### LISTING

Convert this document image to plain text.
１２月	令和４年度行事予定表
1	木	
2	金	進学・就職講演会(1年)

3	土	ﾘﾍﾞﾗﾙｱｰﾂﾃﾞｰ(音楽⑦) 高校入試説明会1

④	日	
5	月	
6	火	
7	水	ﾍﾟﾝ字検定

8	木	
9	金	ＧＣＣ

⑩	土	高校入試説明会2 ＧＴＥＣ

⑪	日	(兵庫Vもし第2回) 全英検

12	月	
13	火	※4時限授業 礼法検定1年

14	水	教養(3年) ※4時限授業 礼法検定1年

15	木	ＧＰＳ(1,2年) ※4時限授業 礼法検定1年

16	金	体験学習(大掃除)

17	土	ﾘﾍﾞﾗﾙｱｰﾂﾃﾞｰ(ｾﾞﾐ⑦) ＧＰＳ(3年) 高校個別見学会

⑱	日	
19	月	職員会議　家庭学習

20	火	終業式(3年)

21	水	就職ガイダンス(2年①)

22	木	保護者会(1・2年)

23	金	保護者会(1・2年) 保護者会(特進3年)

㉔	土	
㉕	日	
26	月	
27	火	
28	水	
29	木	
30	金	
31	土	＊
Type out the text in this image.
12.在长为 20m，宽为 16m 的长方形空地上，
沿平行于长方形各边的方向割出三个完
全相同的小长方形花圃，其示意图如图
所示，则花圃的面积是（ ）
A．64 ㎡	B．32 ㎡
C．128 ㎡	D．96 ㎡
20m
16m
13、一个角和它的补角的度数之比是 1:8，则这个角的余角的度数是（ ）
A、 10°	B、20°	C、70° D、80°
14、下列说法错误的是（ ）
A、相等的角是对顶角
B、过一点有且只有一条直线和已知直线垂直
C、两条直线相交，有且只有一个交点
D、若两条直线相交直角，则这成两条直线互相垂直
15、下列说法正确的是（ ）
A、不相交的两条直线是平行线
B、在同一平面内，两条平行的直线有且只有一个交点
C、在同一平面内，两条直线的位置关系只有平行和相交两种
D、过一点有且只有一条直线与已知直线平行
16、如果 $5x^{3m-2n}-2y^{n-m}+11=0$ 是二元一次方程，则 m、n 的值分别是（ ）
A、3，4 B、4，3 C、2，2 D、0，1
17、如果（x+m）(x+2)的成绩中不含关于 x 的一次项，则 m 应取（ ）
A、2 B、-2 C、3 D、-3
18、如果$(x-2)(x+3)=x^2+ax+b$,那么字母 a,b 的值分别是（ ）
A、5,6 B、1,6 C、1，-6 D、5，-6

### GIVEN EXERCISE
Repeat exactly, and only, the lines of the records above, starting with the line that contains "Type out the text in this image." and ending with the final line, both included.

### ANSWER FOR THE TASK
Type out the text in this image.
12.在长为 20m，宽为 16m 的长方形空地上，
沿平行于长方形各边的方向割出三个完
全相同的小长方形花圃，其示意图如图
所示，则花圃的面积是（ ）
A．64 ㎡	B．32 ㎡
C．128 ㎡	D．96 ㎡
20m
16m
13、一个角和它的补角的度数之比是 1:8，则这个角的余角的度数是（ ）
A、 10°	B、20°	C、70° D、80°
14、下列说法错误的是（ ）
A、相等的角是对顶角
B、过一点有且只有一条直线和已知直线垂直
C、两条直线相交，有且只有一个交点
D、若两条直线相交直角，则这成两条直线互相垂直
15、下列说法正确的是（ ）
A、不相交的两条直线是平行线
B、在同一平面内，两条平行的直线有且只有一个交点
C、在同一平面内，两条直线的位置关系只有平行和相交两种
D、过一点有且只有一条直线与已知直线平行
16、如果 $5x^{3m-2n}-2y^{n-m}+11=0$ 是二元一次方程，则 m、n 的值分别是（ ）
A、3，4 B、4，3 C、2，2 D、0，1
17、如果（x+m）(x+2)的成绩中不含关于 x 的一次项，则 m 应取（ ）
A、2 B、-2 C、3 D、-3
18、如果$(x-2)(x+3)=x^2+ax+b$,那么字母 a,b 的值分别是（ ）
A、5,6 B、1,6 C、1，-6 D、5，-6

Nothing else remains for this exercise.